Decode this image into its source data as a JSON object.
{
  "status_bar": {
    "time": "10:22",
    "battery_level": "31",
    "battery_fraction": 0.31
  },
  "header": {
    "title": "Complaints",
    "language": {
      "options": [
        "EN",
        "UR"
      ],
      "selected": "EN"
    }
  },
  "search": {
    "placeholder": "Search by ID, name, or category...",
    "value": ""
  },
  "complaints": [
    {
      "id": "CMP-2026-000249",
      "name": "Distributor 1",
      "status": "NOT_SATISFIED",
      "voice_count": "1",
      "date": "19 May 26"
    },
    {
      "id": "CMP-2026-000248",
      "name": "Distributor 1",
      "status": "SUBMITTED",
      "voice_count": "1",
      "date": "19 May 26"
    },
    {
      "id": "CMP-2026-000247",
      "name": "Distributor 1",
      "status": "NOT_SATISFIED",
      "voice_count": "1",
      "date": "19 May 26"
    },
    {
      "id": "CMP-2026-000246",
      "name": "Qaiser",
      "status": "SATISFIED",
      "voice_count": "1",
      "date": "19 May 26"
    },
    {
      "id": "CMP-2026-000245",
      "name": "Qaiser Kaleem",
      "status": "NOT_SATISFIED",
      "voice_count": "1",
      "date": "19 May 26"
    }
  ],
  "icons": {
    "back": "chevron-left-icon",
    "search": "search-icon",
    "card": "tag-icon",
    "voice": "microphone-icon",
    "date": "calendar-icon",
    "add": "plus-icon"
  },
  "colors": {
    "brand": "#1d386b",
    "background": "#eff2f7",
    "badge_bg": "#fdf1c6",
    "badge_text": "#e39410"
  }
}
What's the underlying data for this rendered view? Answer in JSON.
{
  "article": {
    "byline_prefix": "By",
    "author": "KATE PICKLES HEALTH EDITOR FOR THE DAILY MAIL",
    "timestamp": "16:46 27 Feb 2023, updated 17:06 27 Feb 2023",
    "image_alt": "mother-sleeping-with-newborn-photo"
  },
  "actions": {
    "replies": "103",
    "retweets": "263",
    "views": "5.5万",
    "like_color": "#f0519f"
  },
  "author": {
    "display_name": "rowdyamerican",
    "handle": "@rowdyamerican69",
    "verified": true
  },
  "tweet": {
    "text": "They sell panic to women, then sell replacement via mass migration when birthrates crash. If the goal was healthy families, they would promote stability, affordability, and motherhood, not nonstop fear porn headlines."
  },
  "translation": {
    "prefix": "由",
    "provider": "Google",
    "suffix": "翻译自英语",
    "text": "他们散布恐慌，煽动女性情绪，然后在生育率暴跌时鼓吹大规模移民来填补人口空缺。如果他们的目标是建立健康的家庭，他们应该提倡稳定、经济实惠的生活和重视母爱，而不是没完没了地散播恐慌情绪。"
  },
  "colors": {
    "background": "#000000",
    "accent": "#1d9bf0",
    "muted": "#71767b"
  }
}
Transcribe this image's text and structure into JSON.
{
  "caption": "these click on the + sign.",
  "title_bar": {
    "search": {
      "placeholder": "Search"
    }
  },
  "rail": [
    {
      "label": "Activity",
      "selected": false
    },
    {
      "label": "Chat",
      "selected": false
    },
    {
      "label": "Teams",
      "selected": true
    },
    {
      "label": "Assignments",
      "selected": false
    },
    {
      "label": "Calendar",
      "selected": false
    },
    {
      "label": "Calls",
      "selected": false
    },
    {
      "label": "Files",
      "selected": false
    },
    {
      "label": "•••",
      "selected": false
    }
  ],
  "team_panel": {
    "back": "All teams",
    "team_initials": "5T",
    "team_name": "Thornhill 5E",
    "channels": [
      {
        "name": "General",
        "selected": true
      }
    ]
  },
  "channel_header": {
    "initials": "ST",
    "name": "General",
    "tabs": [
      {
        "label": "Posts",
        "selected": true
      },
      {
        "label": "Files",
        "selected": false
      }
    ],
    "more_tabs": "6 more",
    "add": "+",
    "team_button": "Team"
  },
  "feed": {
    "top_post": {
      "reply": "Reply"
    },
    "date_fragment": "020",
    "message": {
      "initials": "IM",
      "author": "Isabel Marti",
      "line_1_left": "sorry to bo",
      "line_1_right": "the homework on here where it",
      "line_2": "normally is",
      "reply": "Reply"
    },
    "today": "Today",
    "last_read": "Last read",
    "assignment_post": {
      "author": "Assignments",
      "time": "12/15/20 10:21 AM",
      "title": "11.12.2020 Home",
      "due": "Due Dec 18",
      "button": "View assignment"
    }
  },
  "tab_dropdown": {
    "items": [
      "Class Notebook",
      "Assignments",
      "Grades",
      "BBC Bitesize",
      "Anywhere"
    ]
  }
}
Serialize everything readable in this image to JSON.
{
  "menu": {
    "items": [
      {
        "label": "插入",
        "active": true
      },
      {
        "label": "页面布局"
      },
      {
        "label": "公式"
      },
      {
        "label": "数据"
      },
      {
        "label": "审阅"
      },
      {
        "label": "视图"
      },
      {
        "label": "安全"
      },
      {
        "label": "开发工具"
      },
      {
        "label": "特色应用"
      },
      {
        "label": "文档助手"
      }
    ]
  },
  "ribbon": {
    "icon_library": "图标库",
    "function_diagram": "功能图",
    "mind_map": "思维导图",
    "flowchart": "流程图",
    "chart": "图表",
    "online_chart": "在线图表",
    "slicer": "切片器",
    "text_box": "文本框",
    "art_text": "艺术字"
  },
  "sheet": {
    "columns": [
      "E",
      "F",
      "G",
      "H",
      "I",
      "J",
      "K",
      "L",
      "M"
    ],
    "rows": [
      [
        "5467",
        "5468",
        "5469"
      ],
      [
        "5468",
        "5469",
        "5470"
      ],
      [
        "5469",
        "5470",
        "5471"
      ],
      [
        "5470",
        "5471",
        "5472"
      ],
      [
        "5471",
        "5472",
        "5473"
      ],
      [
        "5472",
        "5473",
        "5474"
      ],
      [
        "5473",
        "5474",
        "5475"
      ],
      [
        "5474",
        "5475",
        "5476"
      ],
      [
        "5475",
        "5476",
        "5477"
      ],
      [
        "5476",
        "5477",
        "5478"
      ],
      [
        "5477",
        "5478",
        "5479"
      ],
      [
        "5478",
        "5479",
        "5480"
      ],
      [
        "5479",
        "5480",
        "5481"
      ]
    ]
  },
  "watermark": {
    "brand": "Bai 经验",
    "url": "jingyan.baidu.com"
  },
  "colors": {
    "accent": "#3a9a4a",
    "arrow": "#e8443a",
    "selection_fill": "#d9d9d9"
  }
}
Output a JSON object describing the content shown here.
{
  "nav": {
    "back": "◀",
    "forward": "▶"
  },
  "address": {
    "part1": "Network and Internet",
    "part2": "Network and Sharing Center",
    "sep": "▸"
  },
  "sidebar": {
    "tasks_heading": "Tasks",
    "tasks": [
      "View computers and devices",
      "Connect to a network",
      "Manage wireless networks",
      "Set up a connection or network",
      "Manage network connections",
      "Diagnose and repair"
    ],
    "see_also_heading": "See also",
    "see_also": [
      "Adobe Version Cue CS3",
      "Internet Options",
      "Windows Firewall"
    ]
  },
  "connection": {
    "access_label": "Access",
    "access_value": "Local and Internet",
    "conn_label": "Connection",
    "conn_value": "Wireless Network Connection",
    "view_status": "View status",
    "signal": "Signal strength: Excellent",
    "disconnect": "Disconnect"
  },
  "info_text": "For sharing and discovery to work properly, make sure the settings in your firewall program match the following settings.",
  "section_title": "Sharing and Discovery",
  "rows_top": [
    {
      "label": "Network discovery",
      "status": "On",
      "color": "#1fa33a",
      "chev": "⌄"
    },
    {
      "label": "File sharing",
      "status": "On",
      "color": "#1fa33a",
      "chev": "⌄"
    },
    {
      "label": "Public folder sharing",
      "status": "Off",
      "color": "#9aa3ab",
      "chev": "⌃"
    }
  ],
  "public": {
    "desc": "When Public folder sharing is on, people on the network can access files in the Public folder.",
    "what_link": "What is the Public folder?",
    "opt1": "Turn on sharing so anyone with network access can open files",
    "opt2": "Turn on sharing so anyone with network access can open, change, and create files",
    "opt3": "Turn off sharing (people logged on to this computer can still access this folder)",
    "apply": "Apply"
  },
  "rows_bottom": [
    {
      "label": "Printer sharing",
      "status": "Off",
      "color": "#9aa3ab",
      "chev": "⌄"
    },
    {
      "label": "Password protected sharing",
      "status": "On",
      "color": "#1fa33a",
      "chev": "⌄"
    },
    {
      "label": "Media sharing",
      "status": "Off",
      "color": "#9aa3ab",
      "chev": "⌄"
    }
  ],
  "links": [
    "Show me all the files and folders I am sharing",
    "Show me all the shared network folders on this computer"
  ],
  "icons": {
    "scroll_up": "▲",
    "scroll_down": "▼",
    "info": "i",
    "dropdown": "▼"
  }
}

====

__Exercise description__:
State the count of lines above containing the string "this", and add nothing to it.

__Final answer__:
6